Task directions
Write out the listing below exactly, and omit any images you find in it.
## BEGIN Stored records
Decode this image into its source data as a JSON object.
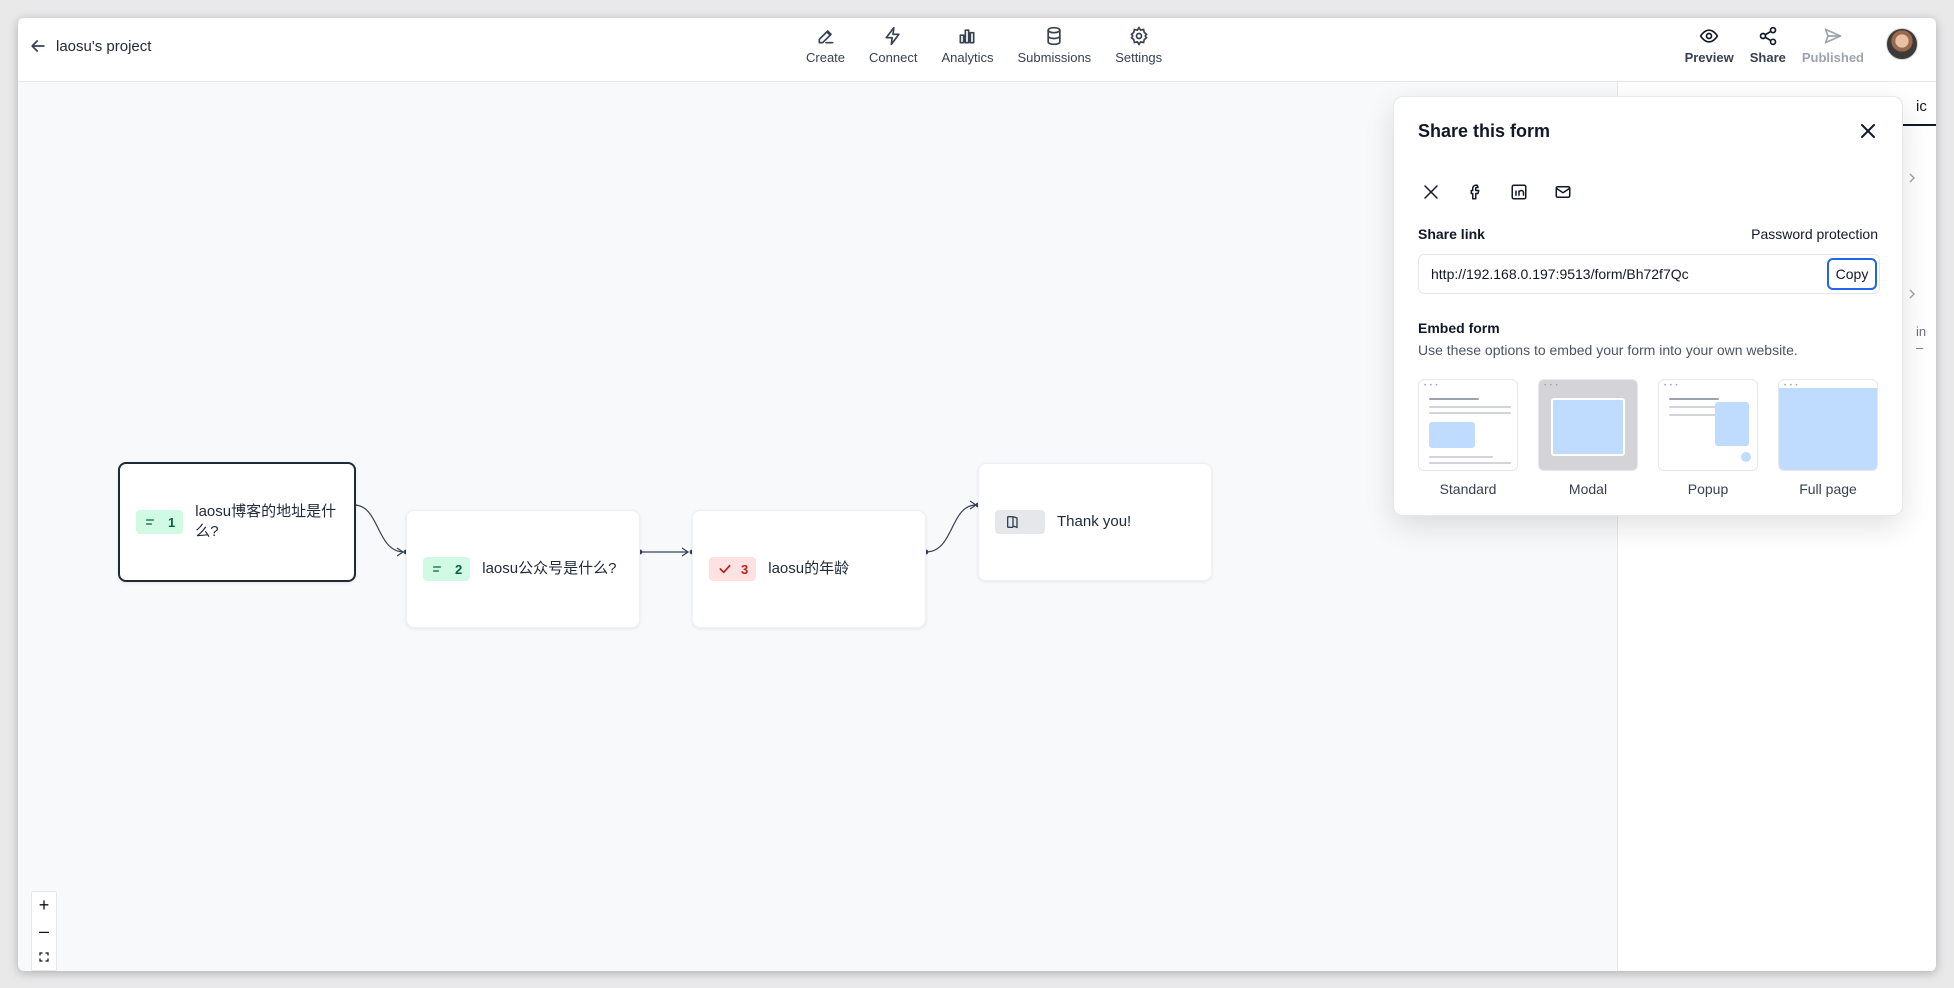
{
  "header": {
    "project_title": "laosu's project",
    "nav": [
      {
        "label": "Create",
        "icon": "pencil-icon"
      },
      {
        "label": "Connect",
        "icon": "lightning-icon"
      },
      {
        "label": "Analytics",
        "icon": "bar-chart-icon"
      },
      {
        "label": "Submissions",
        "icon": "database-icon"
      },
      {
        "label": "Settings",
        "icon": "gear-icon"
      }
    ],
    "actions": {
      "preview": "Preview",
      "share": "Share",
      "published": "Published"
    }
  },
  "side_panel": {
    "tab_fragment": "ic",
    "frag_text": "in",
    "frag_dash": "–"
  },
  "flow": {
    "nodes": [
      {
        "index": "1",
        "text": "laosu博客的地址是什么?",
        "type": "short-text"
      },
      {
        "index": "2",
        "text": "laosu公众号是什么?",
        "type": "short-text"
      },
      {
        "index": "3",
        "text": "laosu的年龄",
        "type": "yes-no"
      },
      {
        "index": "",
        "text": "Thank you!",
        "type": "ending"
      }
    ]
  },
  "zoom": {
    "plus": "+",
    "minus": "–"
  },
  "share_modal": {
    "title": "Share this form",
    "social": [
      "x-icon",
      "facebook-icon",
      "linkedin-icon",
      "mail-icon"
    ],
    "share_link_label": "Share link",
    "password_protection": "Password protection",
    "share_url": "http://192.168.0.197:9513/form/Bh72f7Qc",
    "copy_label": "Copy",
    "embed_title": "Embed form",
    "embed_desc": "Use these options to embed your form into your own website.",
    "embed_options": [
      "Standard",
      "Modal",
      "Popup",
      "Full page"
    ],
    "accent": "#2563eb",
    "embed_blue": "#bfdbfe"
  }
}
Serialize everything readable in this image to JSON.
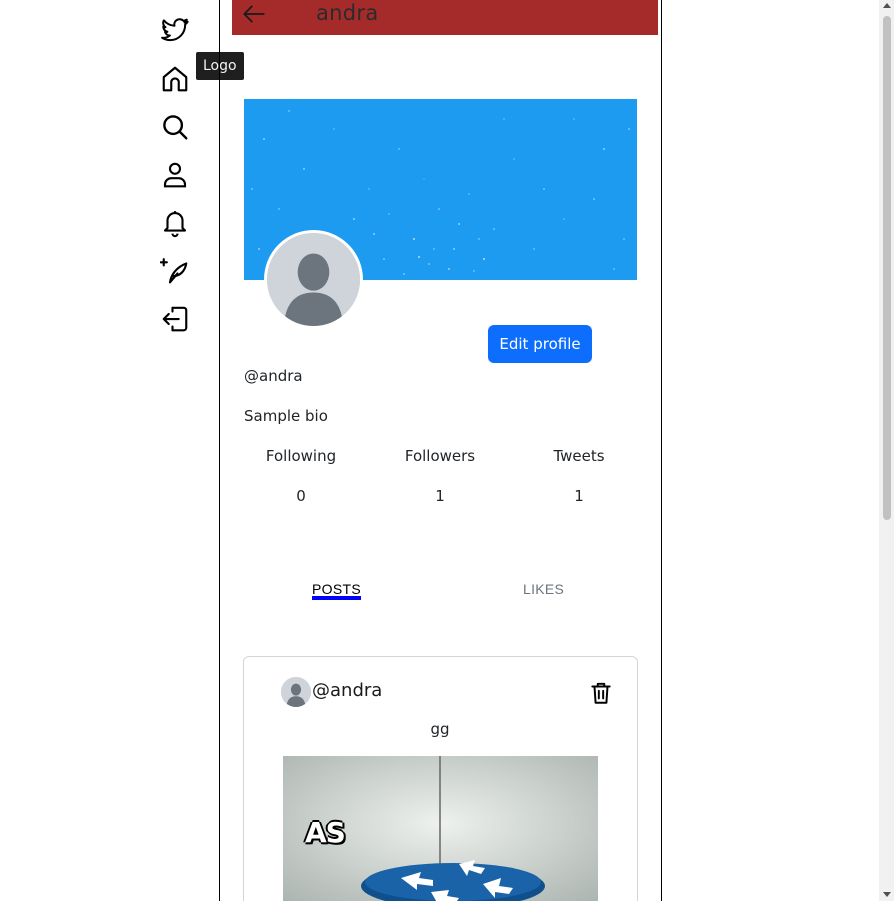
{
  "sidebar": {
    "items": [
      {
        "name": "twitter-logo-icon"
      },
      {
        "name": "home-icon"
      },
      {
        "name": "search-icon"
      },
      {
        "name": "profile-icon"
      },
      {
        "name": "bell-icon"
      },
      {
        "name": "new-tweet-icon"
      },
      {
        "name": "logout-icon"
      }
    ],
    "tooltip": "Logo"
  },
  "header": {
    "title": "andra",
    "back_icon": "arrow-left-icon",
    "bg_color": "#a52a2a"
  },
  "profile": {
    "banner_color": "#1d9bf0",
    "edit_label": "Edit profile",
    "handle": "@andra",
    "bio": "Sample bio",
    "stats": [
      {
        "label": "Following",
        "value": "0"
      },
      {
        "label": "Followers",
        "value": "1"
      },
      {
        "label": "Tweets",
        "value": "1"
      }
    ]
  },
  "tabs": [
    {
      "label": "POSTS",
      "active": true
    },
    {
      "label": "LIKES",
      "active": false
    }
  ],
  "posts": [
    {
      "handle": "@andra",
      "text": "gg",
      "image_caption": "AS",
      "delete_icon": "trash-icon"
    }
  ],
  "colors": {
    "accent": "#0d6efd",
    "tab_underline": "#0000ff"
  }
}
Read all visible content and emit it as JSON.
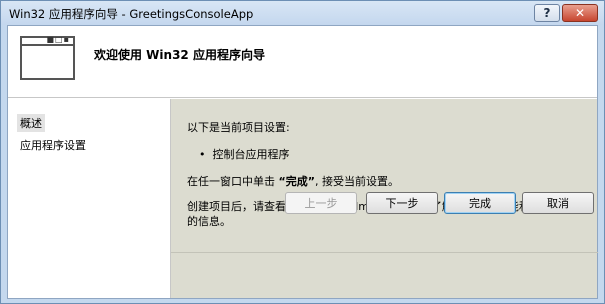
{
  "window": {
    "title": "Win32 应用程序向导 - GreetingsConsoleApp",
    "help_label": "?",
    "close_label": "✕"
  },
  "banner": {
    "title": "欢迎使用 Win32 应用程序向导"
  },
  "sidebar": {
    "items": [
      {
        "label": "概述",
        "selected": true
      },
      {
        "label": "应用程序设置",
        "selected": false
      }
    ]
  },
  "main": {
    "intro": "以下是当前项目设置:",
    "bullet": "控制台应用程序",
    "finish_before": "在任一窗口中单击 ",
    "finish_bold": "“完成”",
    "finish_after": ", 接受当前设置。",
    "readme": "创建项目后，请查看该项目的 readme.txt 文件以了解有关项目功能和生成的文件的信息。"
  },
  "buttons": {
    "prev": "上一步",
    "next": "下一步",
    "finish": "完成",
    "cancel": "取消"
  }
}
## END Stored records
Reply to the task
Decode this image into its source data as a JSON object.
{
  "header": {
    "project_title": "laosu's project",
    "nav": [
      {
        "label": "Create",
        "icon": "pencil-icon"
      },
      {
        "label": "Connect",
        "icon": "lightning-icon"
      },
      {
        "label": "Analytics",
        "icon": "bar-chart-icon"
      },
      {
        "label": "Submissions",
        "icon": "database-icon"
      },
      {
        "label": "Settings",
        "icon": "gear-icon"
      }
    ],
    "actions": {
      "preview": "Preview",
      "share": "Share",
      "published": "Published"
    }
  },
  "side_panel": {
    "tab_fragment": "ic",
    "frag_text": "in",
    "frag_dash": "–"
  },
  "flow": {
    "nodes": [
      {
        "index": "1",
        "text": "laosu博客的地址是什么?",
        "type": "short-text"
      },
      {
        "index": "2",
        "text": "laosu公众号是什么?",
        "type": "short-text"
      },
      {
        "index": "3",
        "text": "laosu的年龄",
        "type": "yes-no"
      },
      {
        "index": "",
        "text": "Thank you!",
        "type": "ending"
      }
    ]
  },
  "zoom": {
    "plus": "+",
    "minus": "–"
  },
  "share_modal": {
    "title": "Share this form",
    "social": [
      "x-icon",
      "facebook-icon",
      "linkedin-icon",
      "mail-icon"
    ],
    "share_link_label": "Share link",
    "password_protection": "Password protection",
    "share_url": "http://192.168.0.197:9513/form/Bh72f7Qc",
    "copy_label": "Copy",
    "embed_title": "Embed form",
    "embed_desc": "Use these options to embed your form into your own website.",
    "embed_options": [
      "Standard",
      "Modal",
      "Popup",
      "Full page"
    ],
    "accent": "#2563eb",
    "embed_blue": "#bfdbfe"
  }
}
Serialize everything readable in this image to JSON.
{
  "sidebar": {
    "items": [
      {
        "name": "twitter-logo-icon"
      },
      {
        "name": "home-icon"
      },
      {
        "name": "search-icon"
      },
      {
        "name": "profile-icon"
      },
      {
        "name": "bell-icon"
      },
      {
        "name": "new-tweet-icon"
      },
      {
        "name": "logout-icon"
      }
    ],
    "tooltip": "Logo"
  },
  "header": {
    "title": "andra",
    "back_icon": "arrow-left-icon",
    "bg_color": "#a52a2a"
  },
  "profile": {
    "banner_color": "#1d9bf0",
    "edit_label": "Edit profile",
    "handle": "@andra",
    "bio": "Sample bio",
    "stats": [
      {
        "label": "Following",
        "value": "0"
      },
      {
        "label": "Followers",
        "value": "1"
      },
      {
        "label": "Tweets",
        "value": "1"
      }
    ]
  },
  "tabs": [
    {
      "label": "POSTS",
      "active": true
    },
    {
      "label": "LIKES",
      "active": false
    }
  ],
  "posts": [
    {
      "handle": "@andra",
      "text": "gg",
      "image_caption": "AS",
      "delete_icon": "trash-icon"
    }
  ],
  "colors": {
    "accent": "#0d6efd",
    "tab_underline": "#0000ff"
  }
}
Read all visible content and emit it as JSON.
{
  "window": {
    "title": "Win32 应用程序向导 - GreetingsConsoleApp",
    "help_label": "?",
    "close_label": "✕"
  },
  "banner": {
    "title": "欢迎使用 Win32 应用程序向导"
  },
  "sidebar": {
    "items": [
      {
        "label": "概述",
        "selected": true
      },
      {
        "label": "应用程序设置",
        "selected": false
      }
    ]
  },
  "main": {
    "intro": "以下是当前项目设置:",
    "bullet": "控制台应用程序",
    "finish_before": "在任一窗口中单击 ",
    "finish_bold": "“完成”",
    "finish_after": ", 接受当前设置。",
    "readme": "创建项目后，请查看该项目的 readme.txt 文件以了解有关项目功能和生成的文件的信息。"
  },
  "buttons": {
    "prev": "上一步",
    "next": "下一步",
    "finish": "完成",
    "cancel": "取消"
  }
}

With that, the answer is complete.